**Input records:**
--- start ---
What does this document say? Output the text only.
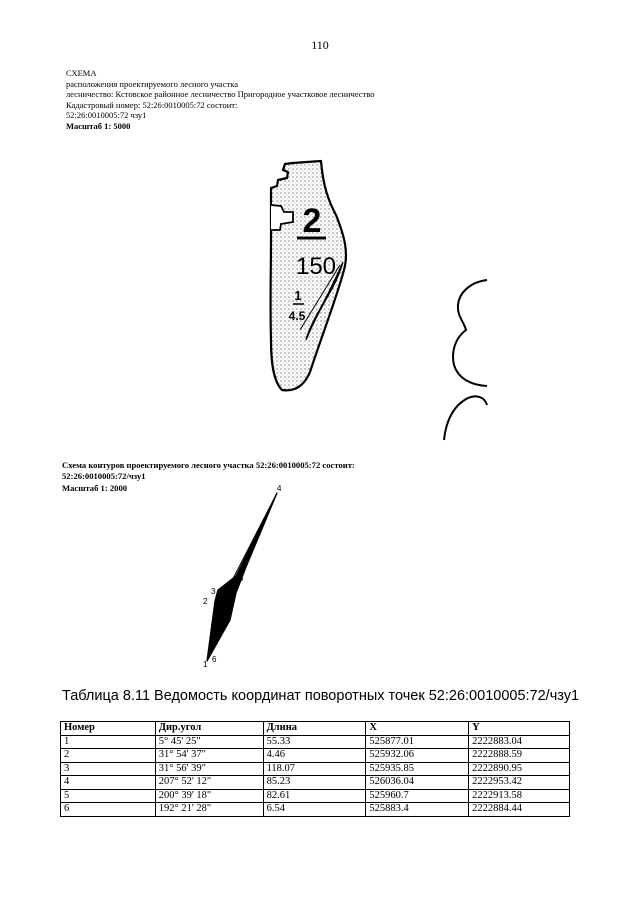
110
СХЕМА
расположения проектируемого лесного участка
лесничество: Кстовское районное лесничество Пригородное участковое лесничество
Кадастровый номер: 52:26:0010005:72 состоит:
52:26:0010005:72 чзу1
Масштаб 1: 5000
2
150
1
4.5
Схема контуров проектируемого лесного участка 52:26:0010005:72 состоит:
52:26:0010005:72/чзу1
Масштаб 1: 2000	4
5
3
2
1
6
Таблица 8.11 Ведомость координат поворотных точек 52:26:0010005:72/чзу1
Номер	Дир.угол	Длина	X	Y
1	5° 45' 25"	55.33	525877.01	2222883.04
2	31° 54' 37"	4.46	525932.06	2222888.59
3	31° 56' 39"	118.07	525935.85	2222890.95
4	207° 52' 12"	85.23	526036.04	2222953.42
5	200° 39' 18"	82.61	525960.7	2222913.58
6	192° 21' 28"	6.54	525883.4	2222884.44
--- end ---
In the lines above, find each one with "участка" and list it.

расположения проектируемого лесного участка
Схема контуров проектируемого лесного участка 52:26:0010005:72 состоит:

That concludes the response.